#### Source
All in all, I am not an avid historical romance reader, preferring to stick to contemporary or paranormal. However, every now and then I do get a craving for a dashing rogue, back when chivalry was something to be taken seriously and not a joke. That said, I picked up The Bride Thief from my local Borders as the back synopsis sounded good.
The heroine is someone whom you don't find as the typical regency heroine. She's "dowdy", older than marriageable age and obsessed with scientific experiments. Samantha is delightful, however, a wonderfully complex character, with more than what she appears to be. She's spirited, stubborn and (to Eric's eyes) sexy. Ah, so many 's' words...(read the book and you'll understand that last statement)
The hero definitely met my requirements for a dashing rogue. He's handsome, caring and funny, able to laugh at himself. He is also the Bride Thief, a man who rescues poor women who are being forced into an arranged marriage by their families and setting them free in America or the Continent. Every time he dons the costume he risks death...how can you not love a regency romance Zorro??
Our protagonists meet when Sammie's father arranges for her to marry a dreadful man, which she quickly gets herself out of via cleverness, but Eric doesn't realise and rescues her - only to realise he is now going to have to return her. After this, Sammie finds herself in the spotlight, something she hates and she is suddenly introduced to the Earl of Wesley (Eric) who just wants to know if she's okay after his abduction. Of course, once the sparks ignite, there's no stopping them.
I loved this book. I thought it was funny, very romantic and intriguing. An element of suspense is also introduced as the net for the Bride Thief ever decreases. D'allessandro is a brilliant writer and I think that if you give this book a chance, you will fall in love too.
Eric is probably one of the most charming hero I've met. And the way he's so crazy jealous of himself (I.e. alter ego The Bride Thief) when he thinks Samantha has feelings for the masked guy is amusing.
The dialogues in the books are smooth, entertaining and purposeful. It's not chit-chat but it brings the story forward. Samantha is an intelligent and interesting young woman - and totally opposite of her matchmaking mother, who loves to "faint" at timely and untimely occasions.
The first few chapters before Samantha meets Eric (she met the Bride Thief first), however when they do meet, it's fascinating to observe their relationship development, and it was difficult to stop reading. Loved the way it was described how he slowly fell in love with her without stating it outright. He was nervous in her presence and couldn't find anything to talk about, when he was usually not a guy that had problems with conversation.
I've read a couple of D'Allessandro's books now and she's quickly moving up to the shelf of favorites (where Lisa Kleypas is quite dominating). D'Alessandro describes the road to love and affection rather than the whole easily written 'rake meets innocent girl' plot where everything focuses on how many times he makes her blush and how much he wants to have sex with her and how arrogant and annoying he is, but the heroine just CANT help but fall for him.
Like that in many of her stories the hero/heroine has a passion for a certain hobby (in this case science and astronomy) - its not all about romantic, forbidden meetings on balls/soirees/darkly lit libraries. The hero and heroine are always equally attracted to each other and are honest about it to themselves and to the other part. The romantic development is a tad more realistic than most romantic stories, and the road to love is sweet - however her stories never lack sizzling, hot sensual tension between the couple.

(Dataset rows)

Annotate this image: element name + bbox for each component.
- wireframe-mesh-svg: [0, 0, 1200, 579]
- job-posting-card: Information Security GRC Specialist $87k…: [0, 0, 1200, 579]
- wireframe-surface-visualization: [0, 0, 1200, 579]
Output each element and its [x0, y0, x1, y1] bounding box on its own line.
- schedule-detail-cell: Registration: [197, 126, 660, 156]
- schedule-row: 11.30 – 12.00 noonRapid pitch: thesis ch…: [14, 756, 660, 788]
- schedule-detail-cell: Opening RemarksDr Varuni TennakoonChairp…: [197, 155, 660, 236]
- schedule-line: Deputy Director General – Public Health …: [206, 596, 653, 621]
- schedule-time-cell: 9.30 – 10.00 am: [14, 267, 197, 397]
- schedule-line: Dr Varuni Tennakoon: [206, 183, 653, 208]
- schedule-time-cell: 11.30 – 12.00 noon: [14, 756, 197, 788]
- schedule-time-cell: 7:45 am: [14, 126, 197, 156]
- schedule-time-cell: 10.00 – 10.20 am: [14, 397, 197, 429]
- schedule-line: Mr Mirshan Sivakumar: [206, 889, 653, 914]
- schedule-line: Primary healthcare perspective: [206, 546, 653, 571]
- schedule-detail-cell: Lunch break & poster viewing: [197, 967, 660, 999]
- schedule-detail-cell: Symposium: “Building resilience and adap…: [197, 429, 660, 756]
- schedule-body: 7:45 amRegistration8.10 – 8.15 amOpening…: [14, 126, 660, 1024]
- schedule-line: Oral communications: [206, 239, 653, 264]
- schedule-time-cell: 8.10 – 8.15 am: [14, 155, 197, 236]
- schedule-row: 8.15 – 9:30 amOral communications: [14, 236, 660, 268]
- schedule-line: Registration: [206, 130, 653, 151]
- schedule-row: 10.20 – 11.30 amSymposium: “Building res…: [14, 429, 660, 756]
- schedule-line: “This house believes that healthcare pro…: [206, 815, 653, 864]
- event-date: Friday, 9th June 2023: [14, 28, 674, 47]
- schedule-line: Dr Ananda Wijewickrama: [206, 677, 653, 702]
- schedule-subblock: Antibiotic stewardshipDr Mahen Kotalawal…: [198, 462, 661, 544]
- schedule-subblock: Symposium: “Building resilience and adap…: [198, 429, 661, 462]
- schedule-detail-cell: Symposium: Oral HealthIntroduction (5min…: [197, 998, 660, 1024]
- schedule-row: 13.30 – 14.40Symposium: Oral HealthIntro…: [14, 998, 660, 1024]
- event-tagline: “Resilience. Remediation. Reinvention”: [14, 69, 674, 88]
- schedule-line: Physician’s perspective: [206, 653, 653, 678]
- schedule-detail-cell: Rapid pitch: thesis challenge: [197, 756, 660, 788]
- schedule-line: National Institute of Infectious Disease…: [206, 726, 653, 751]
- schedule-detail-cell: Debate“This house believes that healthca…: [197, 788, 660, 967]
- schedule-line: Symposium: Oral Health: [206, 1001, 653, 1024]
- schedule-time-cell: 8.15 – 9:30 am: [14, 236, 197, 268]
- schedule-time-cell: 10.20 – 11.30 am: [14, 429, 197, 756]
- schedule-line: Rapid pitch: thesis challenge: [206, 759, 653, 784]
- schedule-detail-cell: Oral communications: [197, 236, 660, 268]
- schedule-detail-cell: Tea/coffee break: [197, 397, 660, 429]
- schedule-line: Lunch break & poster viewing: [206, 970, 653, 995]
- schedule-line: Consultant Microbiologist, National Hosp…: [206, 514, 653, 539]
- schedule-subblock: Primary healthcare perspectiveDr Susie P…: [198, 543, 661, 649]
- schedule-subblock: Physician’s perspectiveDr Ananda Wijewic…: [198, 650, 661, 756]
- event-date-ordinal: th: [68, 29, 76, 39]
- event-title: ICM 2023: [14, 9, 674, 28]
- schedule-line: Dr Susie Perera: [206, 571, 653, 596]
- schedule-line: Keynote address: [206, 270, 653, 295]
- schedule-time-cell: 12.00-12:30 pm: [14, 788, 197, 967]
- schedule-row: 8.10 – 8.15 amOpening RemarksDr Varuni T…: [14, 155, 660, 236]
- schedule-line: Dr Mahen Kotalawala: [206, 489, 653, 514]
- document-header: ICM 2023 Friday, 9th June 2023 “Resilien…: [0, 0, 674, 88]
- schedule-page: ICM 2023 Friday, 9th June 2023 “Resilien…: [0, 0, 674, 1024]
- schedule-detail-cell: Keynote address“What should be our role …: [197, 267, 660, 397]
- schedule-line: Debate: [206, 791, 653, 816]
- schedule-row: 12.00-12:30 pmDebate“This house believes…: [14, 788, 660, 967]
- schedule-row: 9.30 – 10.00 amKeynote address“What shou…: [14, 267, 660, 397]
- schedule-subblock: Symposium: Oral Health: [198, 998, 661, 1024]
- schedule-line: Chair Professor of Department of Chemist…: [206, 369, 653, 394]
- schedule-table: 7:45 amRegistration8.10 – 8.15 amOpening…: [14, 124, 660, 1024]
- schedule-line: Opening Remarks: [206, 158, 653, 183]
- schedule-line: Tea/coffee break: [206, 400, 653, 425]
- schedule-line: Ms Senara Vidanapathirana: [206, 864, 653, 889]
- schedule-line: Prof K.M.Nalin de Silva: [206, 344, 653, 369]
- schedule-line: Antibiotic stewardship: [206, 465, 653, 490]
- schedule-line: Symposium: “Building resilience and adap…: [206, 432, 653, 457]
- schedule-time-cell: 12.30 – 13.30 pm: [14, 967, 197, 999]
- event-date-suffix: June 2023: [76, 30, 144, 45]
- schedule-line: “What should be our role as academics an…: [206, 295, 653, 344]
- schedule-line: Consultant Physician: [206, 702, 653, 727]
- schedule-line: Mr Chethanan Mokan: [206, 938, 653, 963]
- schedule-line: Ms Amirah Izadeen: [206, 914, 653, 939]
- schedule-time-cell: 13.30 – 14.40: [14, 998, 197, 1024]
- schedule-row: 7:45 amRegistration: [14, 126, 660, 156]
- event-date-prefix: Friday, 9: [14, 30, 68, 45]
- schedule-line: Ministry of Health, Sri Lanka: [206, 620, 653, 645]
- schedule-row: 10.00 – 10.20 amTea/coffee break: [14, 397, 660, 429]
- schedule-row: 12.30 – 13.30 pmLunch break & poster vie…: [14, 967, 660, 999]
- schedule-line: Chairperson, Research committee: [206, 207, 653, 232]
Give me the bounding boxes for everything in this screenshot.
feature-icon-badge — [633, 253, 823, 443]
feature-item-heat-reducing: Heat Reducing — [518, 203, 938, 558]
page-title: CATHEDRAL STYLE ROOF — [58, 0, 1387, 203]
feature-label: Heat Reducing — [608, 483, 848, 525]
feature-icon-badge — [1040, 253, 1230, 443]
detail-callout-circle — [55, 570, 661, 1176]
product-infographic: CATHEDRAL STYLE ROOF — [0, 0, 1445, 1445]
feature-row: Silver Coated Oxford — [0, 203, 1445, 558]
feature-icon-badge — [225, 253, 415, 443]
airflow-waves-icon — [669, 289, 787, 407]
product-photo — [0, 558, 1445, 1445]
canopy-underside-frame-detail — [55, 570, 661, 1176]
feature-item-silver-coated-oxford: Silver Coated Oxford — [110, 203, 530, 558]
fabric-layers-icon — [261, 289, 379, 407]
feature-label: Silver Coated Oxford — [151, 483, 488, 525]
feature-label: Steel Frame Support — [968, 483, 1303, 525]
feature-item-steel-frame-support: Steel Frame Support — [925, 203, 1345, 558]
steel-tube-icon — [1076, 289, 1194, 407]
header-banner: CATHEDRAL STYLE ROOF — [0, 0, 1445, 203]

#### Set exercise
In the reviews of The Bride Thief, what does the Bride Thief do for women whose families are forcing them into arranged marriages?

#### Task solution
He rescues them and sets them free in America or on the Continent.